Written task – Write out the entries below line for line without changing anything, and leave the pictures out.

Extracted information –
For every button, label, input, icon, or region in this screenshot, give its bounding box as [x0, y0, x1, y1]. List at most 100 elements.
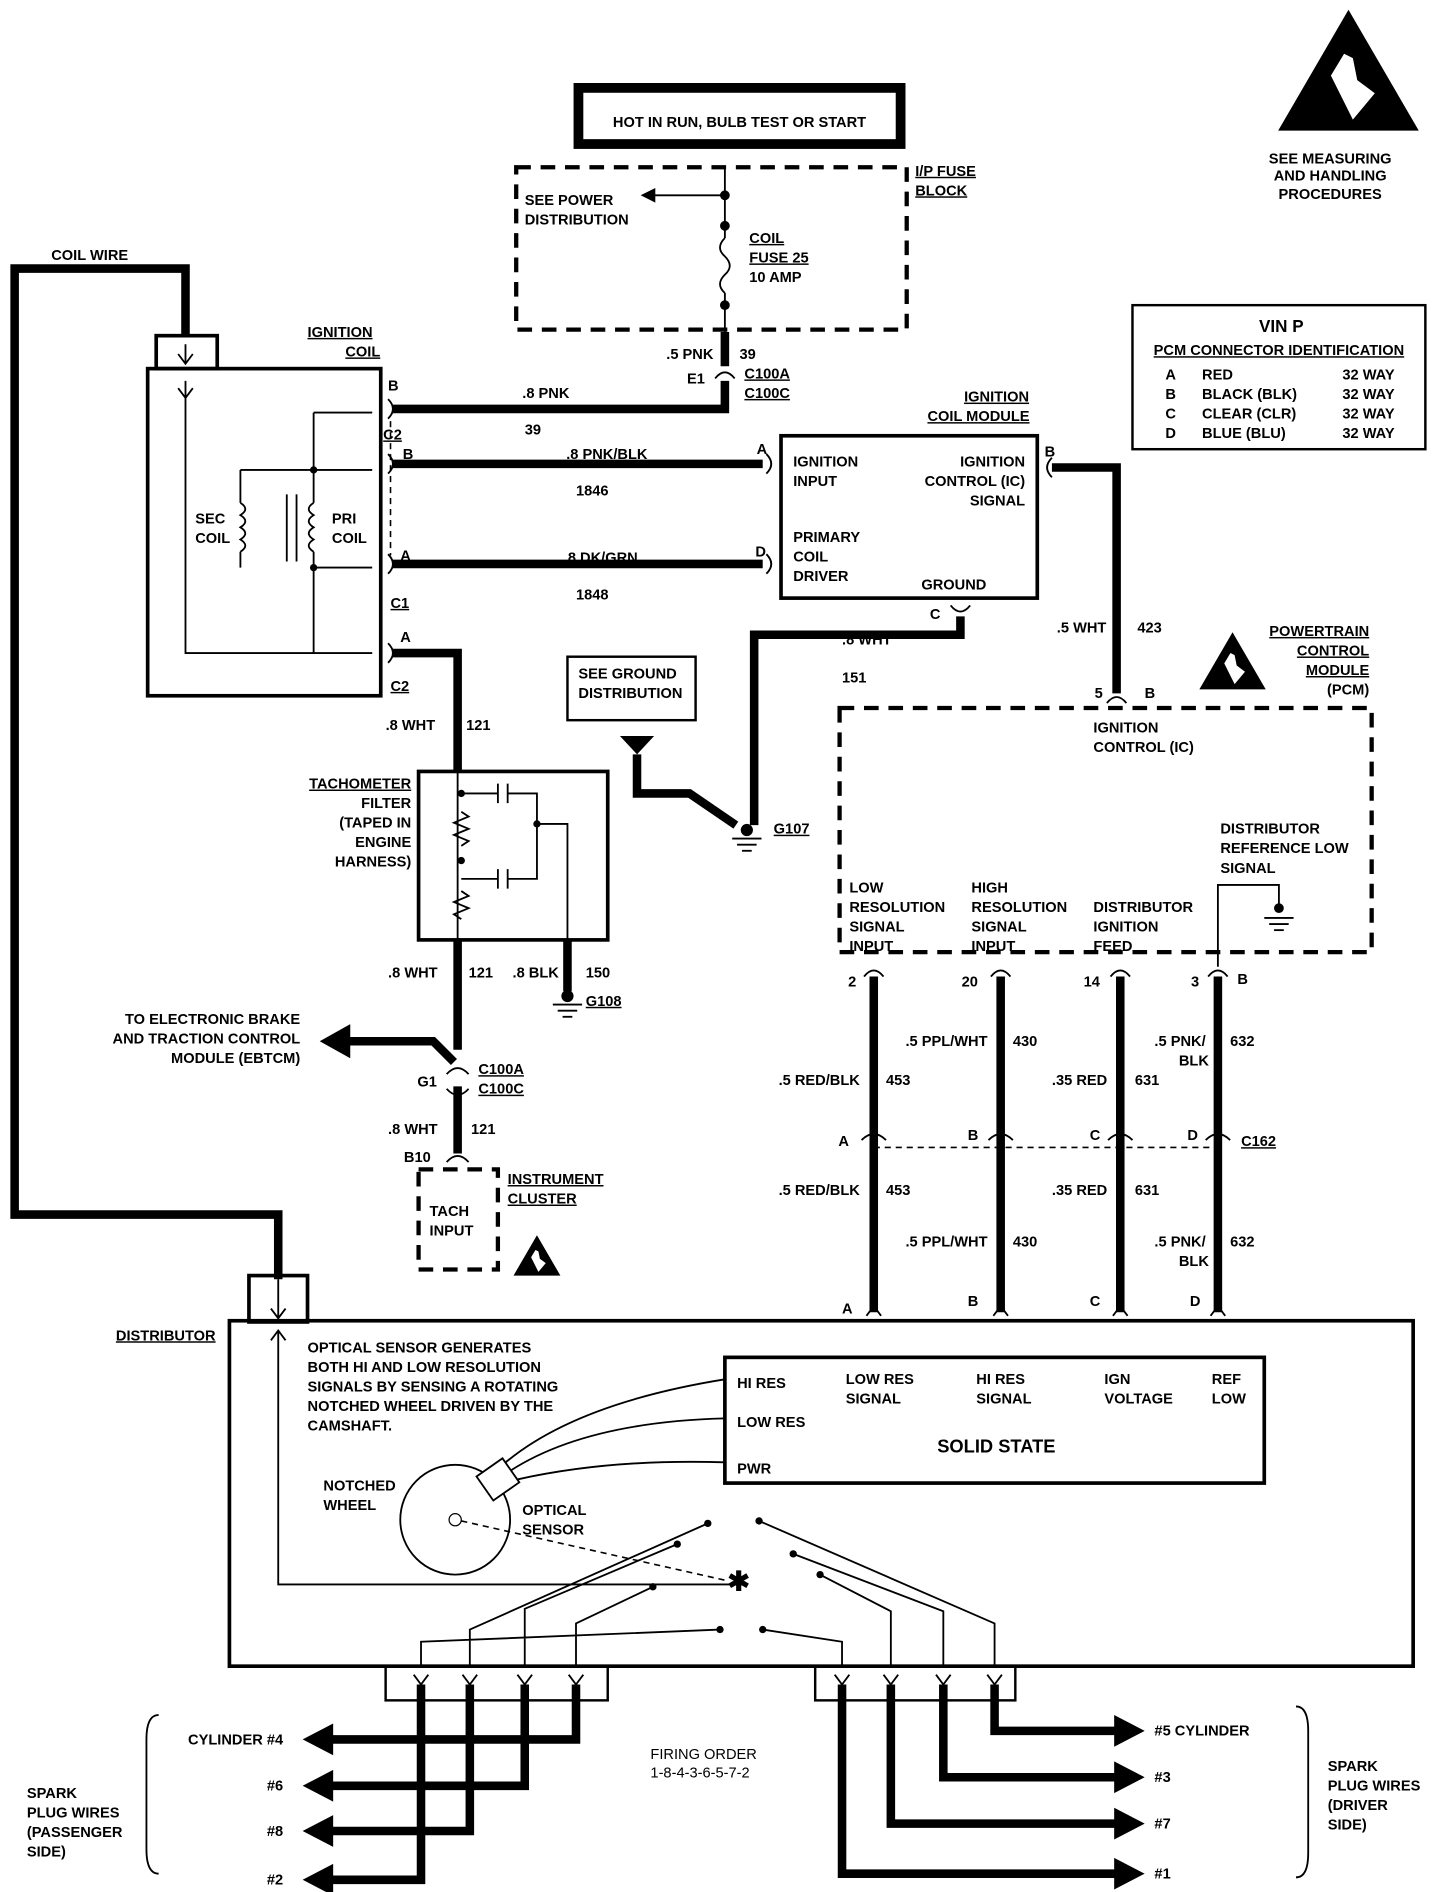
rotor-feed-line [270, 1328, 730, 1586]
pcm-text: FEED [1093, 939, 1132, 955]
connector-label: C100C [478, 1082, 524, 1098]
module-text: IGNITION [960, 454, 1025, 470]
module-label: IGNITION [964, 390, 1029, 406]
driver-side-label: (DRIVER [1328, 1798, 1389, 1814]
pin-label: A [400, 548, 411, 564]
cylinder-label: #6 [267, 1779, 283, 1795]
wire-label: 453 [886, 1073, 910, 1089]
solid-state-text: HI RES [737, 1376, 786, 1392]
cylinder-label: #5 CYLINDER [1154, 1724, 1250, 1740]
pin-label: 2 [848, 974, 856, 990]
wire-label: 1848 [576, 587, 609, 603]
wire-label: 632 [1230, 1034, 1254, 1050]
esd-warning-icon [513, 1235, 561, 1276]
vin-way: 32 WAY [1342, 407, 1395, 423]
vin-pin: C [1165, 407, 1176, 423]
esd-warning-icon [1278, 9, 1419, 131]
module-text: PRIMARY [793, 530, 860, 546]
connector-c100-g1 [445, 1067, 470, 1096]
wire-label: .35 RED [1052, 1183, 1107, 1199]
see-ground-box [566, 655, 697, 722]
cap-terminal [270, 1279, 287, 1320]
esd-warning-icon [1199, 632, 1266, 690]
coil-wire [10, 264, 283, 1280]
pcm-text: DISTRIBUTOR [1220, 822, 1320, 838]
see-ground-label: SEE GROUND [578, 667, 676, 683]
fuse-block-box [514, 165, 909, 332]
wire-label: 1846 [576, 484, 609, 500]
ground-point [740, 823, 753, 837]
solid-state-text: LOW RES [846, 1372, 914, 1388]
pin-label: B [1237, 972, 1248, 988]
filter-label: HARNESS) [335, 855, 412, 871]
wheel-label: WHEEL [323, 1498, 376, 1514]
fuse-block-label: I/P FUSE [915, 164, 976, 180]
pin-label: B [388, 379, 399, 395]
wire-label: 39 [740, 347, 756, 363]
pin-label: D [755, 545, 766, 561]
pcm-label: (PCM) [1327, 683, 1369, 699]
passenger-side-label: SPARK [27, 1786, 78, 1802]
arrow-left-icon [319, 1024, 351, 1059]
esd-note: AND HANDLING [1274, 169, 1387, 185]
pin-label: A [838, 1134, 849, 1150]
driver-terminal-block [813, 1664, 1017, 1702]
pcm-text: INPUT [849, 939, 893, 955]
wire-label: .5 RED/BLK [779, 1183, 861, 1199]
notched-wheel [399, 1463, 512, 1576]
wire-label: 121 [471, 1122, 495, 1138]
ground-icon [731, 837, 763, 852]
pin-label: G1 [417, 1074, 437, 1090]
wire-label: 150 [586, 966, 610, 982]
pcm-text: SIGNAL [971, 919, 1026, 935]
driver-side-label: SPARK [1328, 1759, 1379, 1775]
solid-state-text: SIGNAL [846, 1392, 901, 1408]
wire-label: 151 [842, 670, 866, 686]
module-label: COIL MODULE [927, 409, 1029, 425]
pin-label: B [403, 447, 414, 463]
cluster-text: TACH [430, 1204, 470, 1220]
pcm-box [837, 705, 1374, 955]
vin-title: VIN P [1259, 317, 1304, 336]
module-text: SIGNAL [970, 493, 1025, 509]
wire-label: 121 [469, 966, 493, 982]
driver-side-label: PLUG WIRES [1328, 1779, 1421, 1795]
passenger-side-label: PLUG WIRES [27, 1806, 120, 1822]
passenger-terminal-block [384, 1664, 609, 1702]
pin-label: C [930, 607, 941, 623]
module-text: IGNITION [793, 454, 858, 470]
passenger-side-label: SIDE) [27, 1845, 66, 1861]
pcm-text: SIGNAL [1220, 861, 1275, 877]
connector-b10 [445, 1155, 470, 1163]
ebtcm-label: TO ELECTRONIC BRAKE [125, 1012, 300, 1028]
sec-coil-label: COIL [195, 531, 230, 547]
coil-wire-label: COIL WIRE [51, 248, 128, 264]
vin-pin: A [1165, 368, 1176, 384]
pin-label: D [1190, 1294, 1201, 1310]
wire-label: .5 RED/BLK [779, 1073, 861, 1089]
filter-label: TACHOMETER [309, 777, 412, 793]
solid-state-text: VOLTAGE [1104, 1392, 1173, 1408]
wire-label: .5 PNK/ [1154, 1234, 1205, 1250]
pin-label: 5 [1095, 686, 1103, 702]
esd-note: PROCEDURES [1279, 187, 1382, 203]
ignition-coil-module [779, 433, 1040, 600]
sensor-label: OPTICAL [522, 1503, 586, 1519]
solid-state-text: SIGNAL [976, 1392, 1031, 1408]
driver-side-label: SIDE) [1328, 1818, 1367, 1834]
distributor-note: CAMSHAFT. [308, 1419, 392, 1435]
fuse-block-label: BLOCK [915, 183, 967, 199]
module-text: DRIVER [793, 569, 849, 585]
pcm-text: RESOLUTION [971, 900, 1067, 916]
distributor-note: NOTCHED WHEEL DRIVEN BY THE [308, 1399, 554, 1415]
solid-state-title: SOLID STATE [937, 1436, 1055, 1457]
rotor-contacts [420, 1517, 996, 1667]
wire-39 [392, 332, 730, 414]
fuse-label: 10 AMP [749, 270, 802, 286]
vin-pin: D [1165, 426, 1176, 442]
connector-label: C100A [744, 366, 790, 382]
connector-label: C2 [391, 679, 410, 695]
pcm-text: SIGNAL [849, 919, 904, 935]
filter-label: (TAPED IN [339, 816, 411, 832]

Exercise output –
For every button, label, input, icon, or region in this screenshot, give its bounding box as [x0, y0, x1, y1]. List at most 100 elements.
rotor-feed-line [270, 1328, 730, 1586]
pcm-text: FEED [1093, 939, 1132, 955]
connector-label: C100C [478, 1082, 524, 1098]
module-text: IGNITION [960, 454, 1025, 470]
module-label: IGNITION [964, 390, 1029, 406]
driver-side-label: (DRIVER [1328, 1798, 1389, 1814]
pin-label: A [400, 548, 411, 564]
cylinder-label: #6 [267, 1779, 283, 1795]
wire-label: 453 [886, 1073, 910, 1089]
solid-state-text: HI RES [737, 1376, 786, 1392]
cylinder-label: #5 CYLINDER [1154, 1724, 1250, 1740]
pin-label: 2 [848, 974, 856, 990]
wire-label: 1848 [576, 587, 609, 603]
wire-label: 632 [1230, 1034, 1254, 1050]
esd-warning-icon [513, 1235, 561, 1276]
vin-way: 32 WAY [1342, 407, 1395, 423]
vin-pin: C [1165, 407, 1176, 423]
esd-warning-icon [1278, 9, 1419, 131]
module-text: PRIMARY [793, 530, 860, 546]
connector-c100-g1 [445, 1067, 470, 1096]
wire-label: .35 RED [1052, 1183, 1107, 1199]
see-ground-box [566, 655, 697, 722]
cap-terminal [270, 1279, 287, 1320]
esd-warning-icon [1199, 632, 1266, 690]
coil-wire [10, 264, 283, 1280]
pcm-text: DISTRIBUTOR [1220, 822, 1320, 838]
see-ground-label: SEE GROUND [578, 667, 676, 683]
fuse-block-box [514, 165, 909, 332]
wire-label: 1846 [576, 484, 609, 500]
ground-point [740, 823, 753, 837]
solid-state-text: LOW RES [846, 1372, 914, 1388]
pin-label: B [1237, 972, 1248, 988]
filter-label: HARNESS) [335, 855, 412, 871]
wheel-label: WHEEL [323, 1498, 376, 1514]
fuse-block-label: I/P FUSE [915, 164, 976, 180]
pin-label: B [388, 379, 399, 395]
wire-label: 39 [740, 347, 756, 363]
pin-label: D [755, 545, 766, 561]
pcm-label: (PCM) [1327, 683, 1369, 699]
passenger-side-label: SPARK [27, 1786, 78, 1802]
arrow-left-icon [319, 1024, 351, 1059]
esd-note: AND HANDLING [1274, 169, 1387, 185]
pin-label: A [838, 1134, 849, 1150]
driver-terminal-block [813, 1664, 1017, 1702]
pcm-text: INPUT [849, 939, 893, 955]
wire-label: .5 RED/BLK [779, 1183, 861, 1199]
notched-wheel [399, 1463, 512, 1576]
wire-label: 121 [471, 1122, 495, 1138]
ground-icon [731, 837, 763, 852]
pin-label: G1 [417, 1074, 437, 1090]
wire-label: 150 [586, 966, 610, 982]
pcm-text: SIGNAL [971, 919, 1026, 935]
driver-side-label: SPARK [1328, 1759, 1379, 1775]
solid-state-text: SIGNAL [846, 1392, 901, 1408]
wire-label: 151 [842, 670, 866, 686]
module-label: COIL MODULE [927, 409, 1029, 425]
pin-label: B [403, 447, 414, 463]
cluster-text: TACH [430, 1204, 470, 1220]
pcm-box [837, 705, 1374, 955]
vin-title: VIN P [1259, 317, 1304, 336]
module-text: SIGNAL [970, 493, 1025, 509]
wire-label: 121 [469, 966, 493, 982]
driver-side-label: PLUG WIRES [1328, 1779, 1421, 1795]
passenger-side-label: PLUG WIRES [27, 1806, 120, 1822]
passenger-terminal-block [384, 1664, 609, 1702]
pin-label: C [930, 607, 941, 623]
module-text: IGNITION [793, 454, 858, 470]
passenger-side-label: SIDE) [27, 1845, 66, 1861]
pcm-text: SIGNAL [1220, 861, 1275, 877]
connector-b10 [445, 1155, 470, 1163]
ebtcm-label: TO ELECTRONIC BRAKE [125, 1012, 300, 1028]
sec-coil-label: COIL [195, 531, 230, 547]
coil-wire-label: COIL WIRE [51, 248, 128, 264]
vin-pin: A [1165, 368, 1176, 384]
pin-label: D [1190, 1294, 1201, 1310]
wire-label: .5 RED/BLK [779, 1073, 861, 1089]
filter-label: TACHOMETER [309, 777, 412, 793]
solid-state-text: VOLTAGE [1104, 1392, 1173, 1408]
wire-label: .5 PNK/ [1154, 1234, 1205, 1250]
pin-label: 5 [1095, 686, 1103, 702]
esd-note: PROCEDURES [1279, 187, 1382, 203]
ignition-coil-module [779, 433, 1040, 600]
sensor-label: OPTICAL [522, 1503, 586, 1519]
solid-state-text: SIGNAL [976, 1392, 1031, 1408]
driver-side-label: SIDE) [1328, 1818, 1367, 1834]
distributor-note: CAMSHAFT. [308, 1419, 392, 1435]
fuse-block-label: BLOCK [915, 183, 967, 199]
module-text: DRIVER [793, 569, 849, 585]
pcm-text: RESOLUTION [971, 900, 1067, 916]
distributor-note: NOTCHED WHEEL DRIVEN BY THE [308, 1399, 554, 1415]
solid-state-title: SOLID STATE [937, 1436, 1055, 1457]
rotor-contacts [420, 1517, 996, 1667]
wire-39 [392, 332, 730, 414]
fuse-label: 10 AMP [749, 270, 802, 286]
vin-pin: D [1165, 426, 1176, 442]
connector-label: C100A [744, 366, 790, 382]
connector-label: C2 [391, 679, 410, 695]
pcm-text: SIGNAL [849, 919, 904, 935]
filter-label: (TAPED IN [339, 816, 411, 832]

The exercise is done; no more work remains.